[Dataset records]

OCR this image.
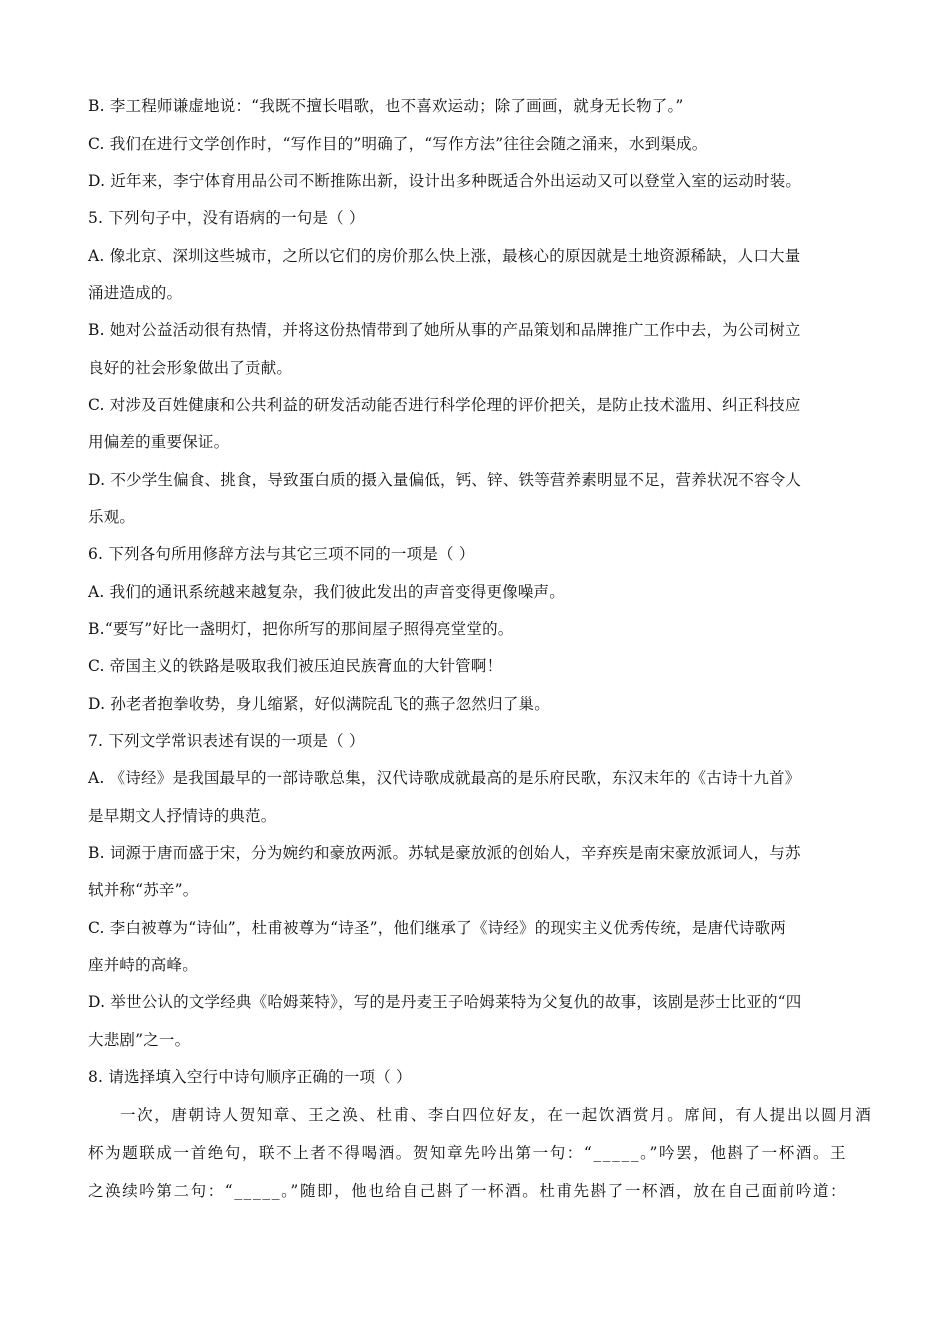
B. 李工程师谦虚地说：“我既不擅长唱歌，也不喜欢运动；除了画画，就身无长物了。”
C. 我们在进行文学创作时，“写作目的”明确了，“写作方法”往往会随之涌来，水到渠成。
D. 近年来，李宁体育用品公司不断推陈出新，设计出多种既适合外出运动又可以登堂入室的运动时装。
5. 下列句子中，没有语病的一句是（ ）
A. 像北京、深圳这些城市，之所以它们的房价那么快上涨，最核心的原因就是土地资源稀缺，人口大量
涌进造成的。
B. 她对公益活动很有热情，并将这份热情带到了她所从事的产品策划和品牌推广工作中去，为公司树立
良好的社会形象做出了贡献。
C. 对涉及百姓健康和公共利益的研发活动能否进行科学伦理的评价把关，是防止技术滥用、纠正科技应
用偏差的重要保证。
D. 不少学生偏食、挑食，导致蛋白质的摄入量偏低，钙、锌、铁等营养素明显不足，营养状况不容令人
乐观。
6. 下列各句所用修辞方法与其它三项不同的一项是（ ）
A. 我们的通讯系统越来越复杂，我们彼此发出的声音变得更像噪声。
B.“要写”好比一盏明灯，把你所写的那间屋子照得亮堂堂的。
C. 帝国主义的铁路是吸取我们被压迫民族膏血的大针管啊！
D. 孙老者抱拳收势，身儿缩紧，好似满院乱飞的燕子忽然归了巢。
7. 下列文学常识表述有误的一项是（ ）
A. 《诗经》是我国最早的一部诗歌总集，汉代诗歌成就最高的是乐府民歌，东汉末年的《古诗十九首》
是早期文人抒情诗的典范。
B. 词源于唐而盛于宋，分为婉约和豪放两派。苏轼是豪放派的创始人，辛弃疾是南宋豪放派词人，与苏
轼并称“苏辛”。
C. 李白被尊为“诗仙”，杜甫被尊为“诗圣”，他们继承了《诗经》的现实主义优秀传统，是唐代诗歌两
座并峙的高峰。
D. 举世公认的文学经典《哈姆莱特》，写的是丹麦王子哈姆莱特为父复仇的故事，该剧是莎士比亚的“四
大悲剧”之一。
8. 请选择填入空行中诗句顺序正确的一项（ ）
一次，唐朝诗人贺知章、王之涣、杜甫、李白四位好友，在一起饮酒赏月。席间，有人提出以圆月酒
杯为题联成一首绝句，联不上者不得喝酒。贺知章先吟出第一句：“_____。”吟罢，他斟了一杯酒。王
之涣续吟第二句：“_____。”随即，他也给自己斟了一杯酒。杜甫先斟了一杯酒，放在自己面前吟道：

WHAT IS BEING ASKED | Transcribe the full listing above exactly, with the images removed.

EXPECTED ANSWER |
OCR this image.
B. 李工程师谦虚地说：“我既不擅长唱歌，也不喜欢运动；除了画画，就身无长物了。”
C. 我们在进行文学创作时，“写作目的”明确了，“写作方法”往往会随之涌来，水到渠成。
D. 近年来，李宁体育用品公司不断推陈出新，设计出多种既适合外出运动又可以登堂入室的运动时装。
5. 下列句子中，没有语病的一句是（ ）
A. 像北京、深圳这些城市，之所以它们的房价那么快上涨，最核心的原因就是土地资源稀缺，人口大量
涌进造成的。
B. 她对公益活动很有热情，并将这份热情带到了她所从事的产品策划和品牌推广工作中去，为公司树立
良好的社会形象做出了贡献。
C. 对涉及百姓健康和公共利益的研发活动能否进行科学伦理的评价把关，是防止技术滥用、纠正科技应
用偏差的重要保证。
D. 不少学生偏食、挑食，导致蛋白质的摄入量偏低，钙、锌、铁等营养素明显不足，营养状况不容令人
乐观。
6. 下列各句所用修辞方法与其它三项不同的一项是（ ）
A. 我们的通讯系统越来越复杂，我们彼此发出的声音变得更像噪声。
B.“要写”好比一盏明灯，把你所写的那间屋子照得亮堂堂的。
C. 帝国主义的铁路是吸取我们被压迫民族膏血的大针管啊！
D. 孙老者抱拳收势，身儿缩紧，好似满院乱飞的燕子忽然归了巢。
7. 下列文学常识表述有误的一项是（ ）
A. 《诗经》是我国最早的一部诗歌总集，汉代诗歌成就最高的是乐府民歌，东汉末年的《古诗十九首》
是早期文人抒情诗的典范。
B. 词源于唐而盛于宋，分为婉约和豪放两派。苏轼是豪放派的创始人，辛弃疾是南宋豪放派词人，与苏
轼并称“苏辛”。
C. 李白被尊为“诗仙”，杜甫被尊为“诗圣”，他们继承了《诗经》的现实主义优秀传统，是唐代诗歌两
座并峙的高峰。
D. 举世公认的文学经典《哈姆莱特》，写的是丹麦王子哈姆莱特为父复仇的故事，该剧是莎士比亚的“四
大悲剧”之一。
8. 请选择填入空行中诗句顺序正确的一项（ ）
一次，唐朝诗人贺知章、王之涣、杜甫、李白四位好友，在一起饮酒赏月。席间，有人提出以圆月酒
杯为题联成一首绝句，联不上者不得喝酒。贺知章先吟出第一句：“_____。”吟罢，他斟了一杯酒。王
之涣续吟第二句：“_____。”随即，他也给自己斟了一杯酒。杜甫先斟了一杯酒，放在自己面前吟道：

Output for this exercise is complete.